▸ Stated exercise
Each line from the one that holds "Give me a plain-text" to the end of the records is to be retyped exactly. Pictures are not part of the copy.

───── Data section

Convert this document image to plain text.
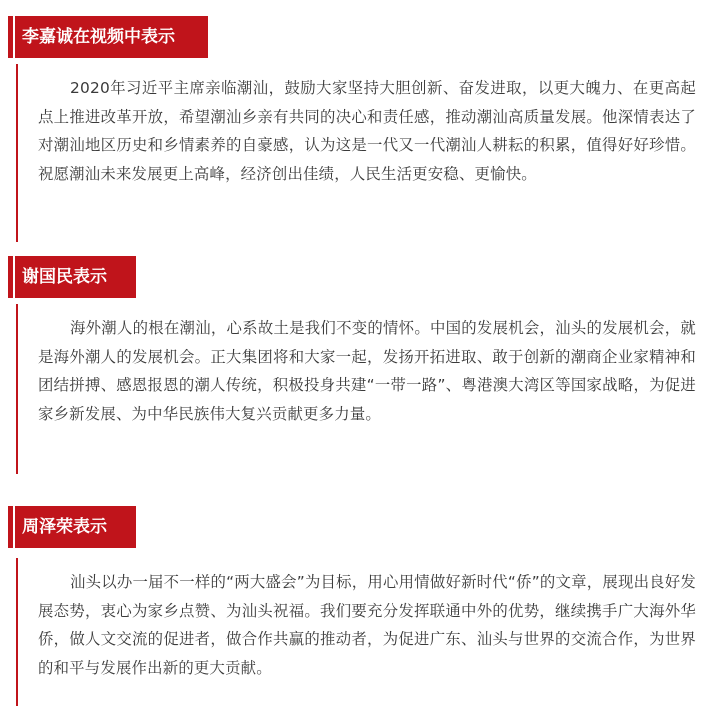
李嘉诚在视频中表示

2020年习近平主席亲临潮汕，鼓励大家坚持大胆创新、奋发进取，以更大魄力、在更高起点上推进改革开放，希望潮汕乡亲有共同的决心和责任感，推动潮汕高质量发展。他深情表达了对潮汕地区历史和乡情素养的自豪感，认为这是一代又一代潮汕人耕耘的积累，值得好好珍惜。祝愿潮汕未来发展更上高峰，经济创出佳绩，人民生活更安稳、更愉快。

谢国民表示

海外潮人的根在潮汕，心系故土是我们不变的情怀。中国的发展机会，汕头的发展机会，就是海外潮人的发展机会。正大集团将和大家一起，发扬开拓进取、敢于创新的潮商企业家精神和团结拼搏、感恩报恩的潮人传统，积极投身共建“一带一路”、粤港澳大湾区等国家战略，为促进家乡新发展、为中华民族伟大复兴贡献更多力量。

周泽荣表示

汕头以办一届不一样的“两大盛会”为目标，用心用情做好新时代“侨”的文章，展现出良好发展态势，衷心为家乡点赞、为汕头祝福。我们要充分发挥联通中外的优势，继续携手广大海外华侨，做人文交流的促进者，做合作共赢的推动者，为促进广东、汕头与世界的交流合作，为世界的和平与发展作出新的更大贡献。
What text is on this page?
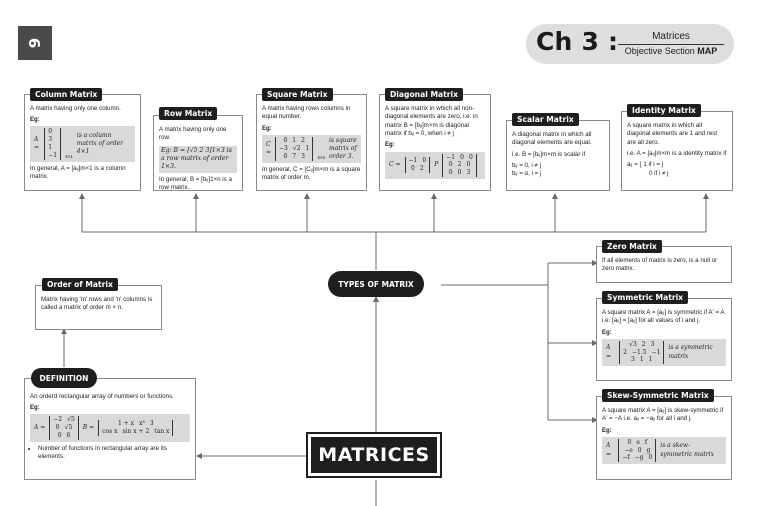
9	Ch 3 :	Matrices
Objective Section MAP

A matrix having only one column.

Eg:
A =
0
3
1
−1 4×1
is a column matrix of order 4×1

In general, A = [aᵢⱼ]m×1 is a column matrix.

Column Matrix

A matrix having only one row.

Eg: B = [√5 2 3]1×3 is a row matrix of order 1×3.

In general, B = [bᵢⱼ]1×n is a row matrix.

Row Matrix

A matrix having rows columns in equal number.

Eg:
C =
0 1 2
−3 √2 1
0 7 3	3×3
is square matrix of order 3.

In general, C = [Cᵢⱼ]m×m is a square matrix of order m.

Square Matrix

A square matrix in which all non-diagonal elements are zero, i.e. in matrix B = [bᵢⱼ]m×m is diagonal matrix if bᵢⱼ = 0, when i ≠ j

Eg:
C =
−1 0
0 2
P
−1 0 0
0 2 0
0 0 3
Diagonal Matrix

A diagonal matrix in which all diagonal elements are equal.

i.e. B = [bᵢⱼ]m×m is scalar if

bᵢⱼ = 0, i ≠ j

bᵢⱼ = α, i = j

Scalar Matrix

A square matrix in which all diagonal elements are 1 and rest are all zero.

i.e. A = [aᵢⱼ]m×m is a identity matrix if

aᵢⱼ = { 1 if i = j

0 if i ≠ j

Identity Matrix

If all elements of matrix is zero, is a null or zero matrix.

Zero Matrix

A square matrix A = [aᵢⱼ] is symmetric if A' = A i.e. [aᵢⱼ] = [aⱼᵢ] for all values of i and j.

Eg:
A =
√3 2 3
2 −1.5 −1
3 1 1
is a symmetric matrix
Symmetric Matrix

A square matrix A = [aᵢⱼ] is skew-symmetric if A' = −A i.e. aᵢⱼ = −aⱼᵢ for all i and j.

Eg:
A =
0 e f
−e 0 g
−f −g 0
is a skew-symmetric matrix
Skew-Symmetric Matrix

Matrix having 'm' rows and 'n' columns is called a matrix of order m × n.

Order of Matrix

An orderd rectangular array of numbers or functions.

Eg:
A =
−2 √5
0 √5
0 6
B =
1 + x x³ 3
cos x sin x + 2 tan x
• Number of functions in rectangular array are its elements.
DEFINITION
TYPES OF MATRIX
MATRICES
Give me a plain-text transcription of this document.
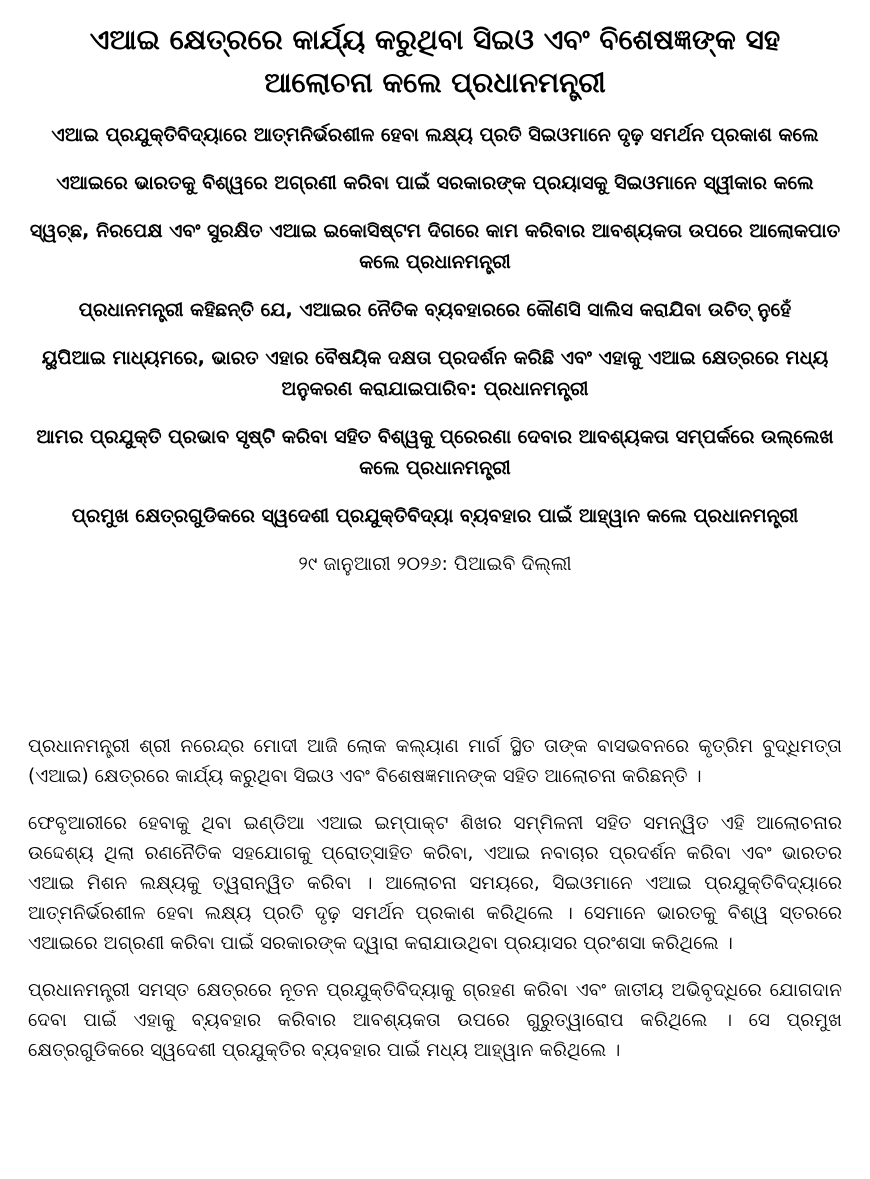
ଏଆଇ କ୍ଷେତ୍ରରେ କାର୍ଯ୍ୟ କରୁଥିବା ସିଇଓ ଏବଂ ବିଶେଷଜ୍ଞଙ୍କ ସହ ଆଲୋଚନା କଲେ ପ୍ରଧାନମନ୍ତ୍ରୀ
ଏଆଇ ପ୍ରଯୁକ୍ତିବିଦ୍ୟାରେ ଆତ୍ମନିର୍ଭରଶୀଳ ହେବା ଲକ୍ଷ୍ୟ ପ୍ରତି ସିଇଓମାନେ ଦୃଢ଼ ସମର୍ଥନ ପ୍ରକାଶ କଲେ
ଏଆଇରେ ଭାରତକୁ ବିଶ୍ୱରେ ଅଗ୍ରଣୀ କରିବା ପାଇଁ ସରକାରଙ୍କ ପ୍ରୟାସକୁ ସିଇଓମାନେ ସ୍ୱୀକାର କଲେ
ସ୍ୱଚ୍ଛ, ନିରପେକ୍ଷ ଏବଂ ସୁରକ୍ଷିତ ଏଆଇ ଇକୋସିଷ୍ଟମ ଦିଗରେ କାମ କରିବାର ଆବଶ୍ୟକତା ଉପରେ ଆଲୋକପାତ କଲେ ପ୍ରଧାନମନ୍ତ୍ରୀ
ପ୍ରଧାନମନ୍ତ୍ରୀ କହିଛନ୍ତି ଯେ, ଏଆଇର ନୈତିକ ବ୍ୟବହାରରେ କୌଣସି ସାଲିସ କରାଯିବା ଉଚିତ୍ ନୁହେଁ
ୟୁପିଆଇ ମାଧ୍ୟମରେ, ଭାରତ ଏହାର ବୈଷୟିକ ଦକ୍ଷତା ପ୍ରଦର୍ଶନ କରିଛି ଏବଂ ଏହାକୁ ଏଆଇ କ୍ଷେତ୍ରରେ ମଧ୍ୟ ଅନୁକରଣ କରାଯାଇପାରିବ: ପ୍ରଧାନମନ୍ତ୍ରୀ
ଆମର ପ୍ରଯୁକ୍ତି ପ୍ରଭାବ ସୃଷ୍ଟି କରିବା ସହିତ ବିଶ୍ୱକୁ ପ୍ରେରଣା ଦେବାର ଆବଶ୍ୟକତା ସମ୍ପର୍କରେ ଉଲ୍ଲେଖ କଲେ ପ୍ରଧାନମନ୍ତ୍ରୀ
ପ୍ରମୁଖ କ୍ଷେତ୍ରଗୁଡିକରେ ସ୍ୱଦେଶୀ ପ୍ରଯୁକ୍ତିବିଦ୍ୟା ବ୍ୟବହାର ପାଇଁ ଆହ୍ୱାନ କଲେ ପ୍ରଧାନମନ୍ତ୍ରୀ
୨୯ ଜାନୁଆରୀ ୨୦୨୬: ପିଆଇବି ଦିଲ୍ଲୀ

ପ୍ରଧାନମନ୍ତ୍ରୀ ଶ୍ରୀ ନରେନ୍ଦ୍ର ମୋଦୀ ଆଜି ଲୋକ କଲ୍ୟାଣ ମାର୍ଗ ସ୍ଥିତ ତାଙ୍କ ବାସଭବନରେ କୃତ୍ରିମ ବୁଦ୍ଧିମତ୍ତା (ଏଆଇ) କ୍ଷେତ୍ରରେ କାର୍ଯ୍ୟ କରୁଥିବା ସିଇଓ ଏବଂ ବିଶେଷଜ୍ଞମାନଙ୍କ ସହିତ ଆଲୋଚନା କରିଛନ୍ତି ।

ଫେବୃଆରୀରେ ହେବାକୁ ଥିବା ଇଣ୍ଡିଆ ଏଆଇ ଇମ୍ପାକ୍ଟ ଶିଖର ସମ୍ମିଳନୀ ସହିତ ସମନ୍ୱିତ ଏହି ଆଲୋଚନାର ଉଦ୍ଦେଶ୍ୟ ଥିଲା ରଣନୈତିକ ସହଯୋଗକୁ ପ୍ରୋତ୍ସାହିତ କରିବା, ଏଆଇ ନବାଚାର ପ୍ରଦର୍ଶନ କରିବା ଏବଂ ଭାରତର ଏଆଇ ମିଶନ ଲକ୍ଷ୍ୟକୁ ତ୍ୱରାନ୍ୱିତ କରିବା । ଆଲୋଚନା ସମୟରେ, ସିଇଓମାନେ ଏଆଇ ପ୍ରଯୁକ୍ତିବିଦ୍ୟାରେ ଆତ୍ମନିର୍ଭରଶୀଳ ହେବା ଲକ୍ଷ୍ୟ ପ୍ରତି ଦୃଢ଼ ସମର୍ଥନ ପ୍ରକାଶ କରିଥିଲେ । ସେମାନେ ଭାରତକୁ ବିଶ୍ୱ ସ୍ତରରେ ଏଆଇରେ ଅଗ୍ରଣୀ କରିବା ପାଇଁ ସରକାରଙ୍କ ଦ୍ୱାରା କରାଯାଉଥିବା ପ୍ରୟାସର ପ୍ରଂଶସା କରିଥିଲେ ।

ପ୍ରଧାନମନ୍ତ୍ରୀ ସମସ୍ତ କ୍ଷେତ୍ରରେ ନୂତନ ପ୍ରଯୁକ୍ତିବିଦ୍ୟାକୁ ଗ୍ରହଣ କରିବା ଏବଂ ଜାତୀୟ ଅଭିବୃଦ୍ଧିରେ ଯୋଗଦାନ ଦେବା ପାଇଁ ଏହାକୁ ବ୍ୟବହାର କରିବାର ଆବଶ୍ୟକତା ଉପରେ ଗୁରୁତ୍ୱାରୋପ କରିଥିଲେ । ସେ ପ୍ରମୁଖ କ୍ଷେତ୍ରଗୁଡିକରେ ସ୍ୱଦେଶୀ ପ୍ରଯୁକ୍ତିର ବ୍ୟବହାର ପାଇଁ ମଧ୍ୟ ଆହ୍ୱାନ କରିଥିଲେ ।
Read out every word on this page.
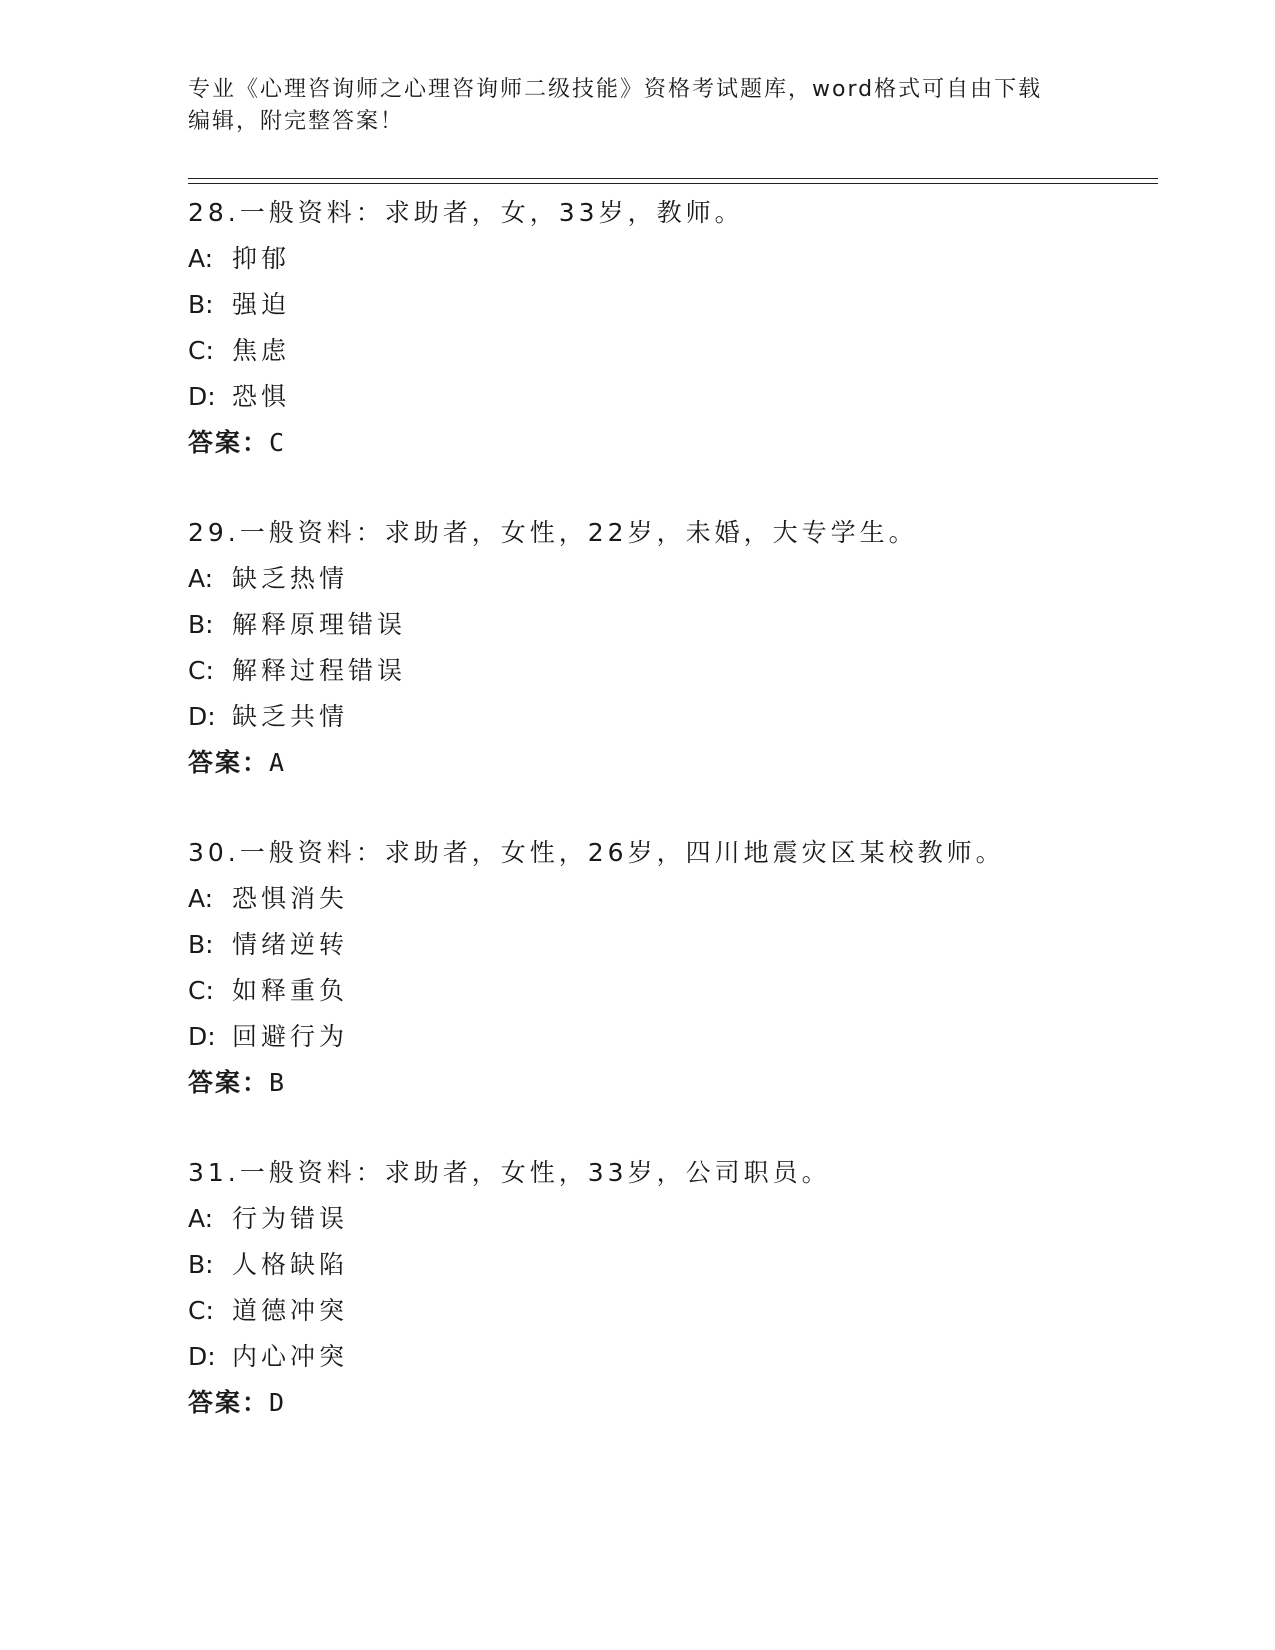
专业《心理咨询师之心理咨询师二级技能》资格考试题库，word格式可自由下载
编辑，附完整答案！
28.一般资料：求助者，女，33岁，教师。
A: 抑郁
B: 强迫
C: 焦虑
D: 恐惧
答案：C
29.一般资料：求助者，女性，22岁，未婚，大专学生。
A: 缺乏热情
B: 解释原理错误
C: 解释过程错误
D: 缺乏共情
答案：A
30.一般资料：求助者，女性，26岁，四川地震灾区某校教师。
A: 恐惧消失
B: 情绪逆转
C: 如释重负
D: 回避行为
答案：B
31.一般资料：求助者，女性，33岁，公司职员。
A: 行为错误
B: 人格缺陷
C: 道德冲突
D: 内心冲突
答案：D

──────────

▸ Answer to this problem
Give me a plain-text transcription of this document.
ଏଆଇ କ୍ଷେତ୍ରରେ କାର୍ଯ୍ୟ କରୁଥିବା ସିଇଓ ଏବଂ ବିଶେଷଜ୍ଞଙ୍କ ସହ ଆଲୋଚନା କଲେ ପ୍ରଧାନମନ୍ତ୍ରୀ
ଏଆଇ ପ୍ରଯୁକ୍ତିବିଦ୍ୟାରେ ଆତ୍ମନିର୍ଭରଶୀଳ ହେବା ଲକ୍ଷ୍ୟ ପ୍ରତି ସିଇଓମାନେ ଦୃଢ଼ ସମର୍ଥନ ପ୍ରକାଶ କଲେ
ଏଆଇରେ ଭାରତକୁ ବିଶ୍ୱରେ ଅଗ୍ରଣୀ କରିବା ପାଇଁ ସରକାରଙ୍କ ପ୍ରୟାସକୁ ସିଇଓମାନେ ସ୍ୱୀକାର କଲେ
ସ୍ୱଚ୍ଛ, ନିରପେକ୍ଷ ଏବଂ ସୁରକ୍ଷିତ ଏଆଇ ଇକୋସିଷ୍ଟମ ଦିଗରେ କାମ କରିବାର ଆବଶ୍ୟକତା ଉପରେ ଆଲୋକପାତ କଲେ ପ୍ରଧାନମନ୍ତ୍ରୀ
ପ୍ରଧାନମନ୍ତ୍ରୀ କହିଛନ୍ତି ଯେ, ଏଆଇର ନୈତିକ ବ୍ୟବହାରରେ କୌଣସି ସାଲିସ କରାଯିବା ଉଚିତ୍ ନୁହେଁ
ୟୁପିଆଇ ମାଧ୍ୟମରେ, ଭାରତ ଏହାର ବୈଷୟିକ ଦକ୍ଷତା ପ୍ରଦର୍ଶନ କରିଛି ଏବଂ ଏହାକୁ ଏଆଇ କ୍ଷେତ୍ରରେ ମଧ୍ୟ ଅନୁକରଣ କରାଯାଇପାରିବ: ପ୍ରଧାନମନ୍ତ୍ରୀ
ଆମର ପ୍ରଯୁକ୍ତି ପ୍ରଭାବ ସୃଷ୍ଟି କରିବା ସହିତ ବିଶ୍ୱକୁ ପ୍ରେରଣା ଦେବାର ଆବଶ୍ୟକତା ସମ୍ପର୍କରେ ଉଲ୍ଲେଖ କଲେ ପ୍ରଧାନମନ୍ତ୍ରୀ
ପ୍ରମୁଖ କ୍ଷେତ୍ରଗୁଡିକରେ ସ୍ୱଦେଶୀ ପ୍ରଯୁକ୍ତିବିଦ୍ୟା ବ୍ୟବହାର ପାଇଁ ଆହ୍ୱାନ କଲେ ପ୍ରଧାନମନ୍ତ୍ରୀ
୨୯ ଜାନୁଆରୀ ୨୦୨୬: ପିଆଇବି ଦିଲ୍ଲୀ

ପ୍ରଧାନମନ୍ତ୍ରୀ ଶ୍ରୀ ନରେନ୍ଦ୍ର ମୋଦୀ ଆଜି ଲୋକ କଲ୍ୟାଣ ମାର୍ଗ ସ୍ଥିତ ତାଙ୍କ ବାସଭବନରେ କୃତ୍ରିମ ବୁଦ୍ଧିମତ୍ତା (ଏଆଇ) କ୍ଷେତ୍ରରେ କାର୍ଯ୍ୟ କରୁଥିବା ସିଇଓ ଏବଂ ବିଶେଷଜ୍ଞମାନଙ୍କ ସହିତ ଆଲୋଚନା କରିଛନ୍ତି ।

ଫେବୃଆରୀରେ ହେବାକୁ ଥିବା ଇଣ୍ଡିଆ ଏଆଇ ଇମ୍ପାକ୍ଟ ଶିଖର ସମ୍ମିଳନୀ ସହିତ ସମନ୍ୱିତ ଏହି ଆଲୋଚନାର ଉଦ୍ଦେଶ୍ୟ ଥିଲା ରଣନୈତିକ ସହଯୋଗକୁ ପ୍ରୋତ୍ସାହିତ କରିବା, ଏଆଇ ନବାଚାର ପ୍ରଦର୍ଶନ କରିବା ଏବଂ ଭାରତର ଏଆଇ ମିଶନ ଲକ୍ଷ୍ୟକୁ ତ୍ୱରାନ୍ୱିତ କରିବା । ଆଲୋଚନା ସମୟରେ, ସିଇଓମାନେ ଏଆଇ ପ୍ରଯୁକ୍ତିବିଦ୍ୟାରେ ଆତ୍ମନିର୍ଭରଶୀଳ ହେବା ଲକ୍ଷ୍ୟ ପ୍ରତି ଦୃଢ଼ ସମର୍ଥନ ପ୍ରକାଶ କରିଥିଲେ । ସେମାନେ ଭାରତକୁ ବିଶ୍ୱ ସ୍ତରରେ ଏଆଇରେ ଅଗ୍ରଣୀ କରିବା ପାଇଁ ସରକାରଙ୍କ ଦ୍ୱାରା କରାଯାଉଥିବା ପ୍ରୟାସର ପ୍ରଂଶସା କରିଥିଲେ ।

ପ୍ରଧାନମନ୍ତ୍ରୀ ସମସ୍ତ କ୍ଷେତ୍ରରେ ନୂତନ ପ୍ରଯୁକ୍ତିବିଦ୍ୟାକୁ ଗ୍ରହଣ କରିବା ଏବଂ ଜାତୀୟ ଅଭିବୃଦ୍ଧିରେ ଯୋଗଦାନ ଦେବା ପାଇଁ ଏହାକୁ ବ୍ୟବହାର କରିବାର ଆବଶ୍ୟକତା ଉପରେ ଗୁରୁତ୍ୱାରୋପ କରିଥିଲେ । ସେ ପ୍ରମୁଖ କ୍ଷେତ୍ରଗୁଡିକରେ ସ୍ୱଦେଶୀ ପ୍ରଯୁକ୍ତିର ବ୍ୟବହାର ପାଇଁ ମଧ୍ୟ ଆହ୍ୱାନ କରିଥିଲେ ।
Read out every word on this page.
专业《心理咨询师之心理咨询师二级技能》资格考试题库，word格式可自由下载
编辑，附完整答案！
28.一般资料：求助者，女，33岁，教师。
A: 抑郁
B: 强迫
C: 焦虑
D: 恐惧
答案：C
29.一般资料：求助者，女性，22岁，未婚，大专学生。
A: 缺乏热情
B: 解释原理错误
C: 解释过程错误
D: 缺乏共情
答案：A
30.一般资料：求助者，女性，26岁，四川地震灾区某校教师。
A: 恐惧消失
B: 情绪逆转
C: 如释重负
D: 回避行为
答案：B
31.一般资料：求助者，女性，33岁，公司职员。
A: 行为错误
B: 人格缺陷
C: 道德冲突
D: 内心冲突
答案：D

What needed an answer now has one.